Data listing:
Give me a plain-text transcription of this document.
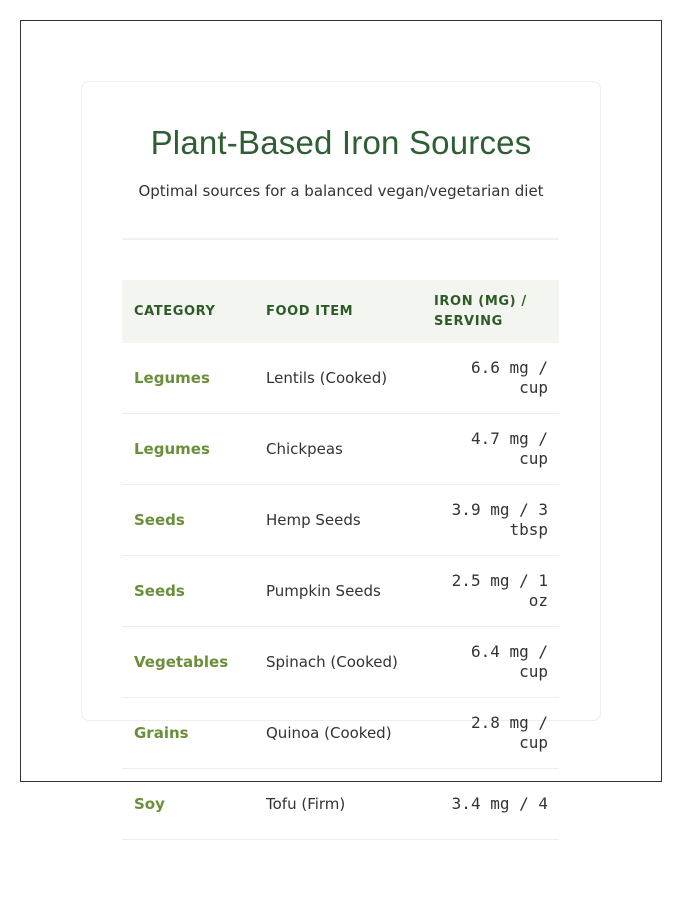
Plant-Based Iron Sources

Optimal sources for a balanced vegan/vegetarian diet

CATEGORY	FOOD ITEM	IRON (MG) / SERVING
Legumes	Lentils (Cooked)	6.6 mg / cup
Legumes	Chickpeas	4.7 mg / cup
Seeds	Hemp Seeds	3.9 mg / 3 tbsp
Seeds	Pumpkin Seeds	2.5 mg / 1 oz
Vegetables	Spinach (Cooked)	6.4 mg / cup
Grains	Quinoa (Cooked)	2.8 mg / cup
Soy	Tofu (Firm)	3.4 mg / 4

## Stated task
Transcribe every record above exactly as written, leaving out any pictures.

## Task output
Give me a plain-text transcription of this document.
Plant-Based Iron Sources

Optimal sources for a balanced vegan/vegetarian diet

CATEGORY	FOOD ITEM	IRON (MG) / SERVING
Legumes	Lentils (Cooked)	6.6 mg / cup
Legumes	Chickpeas	4.7 mg / cup
Seeds	Hemp Seeds	3.9 mg / 3 tbsp
Seeds	Pumpkin Seeds	2.5 mg / 1 oz
Vegetables	Spinach (Cooked)	6.4 mg / cup
Grains	Quinoa (Cooked)	2.8 mg / cup
Soy	Tofu (Firm)	3.4 mg / 4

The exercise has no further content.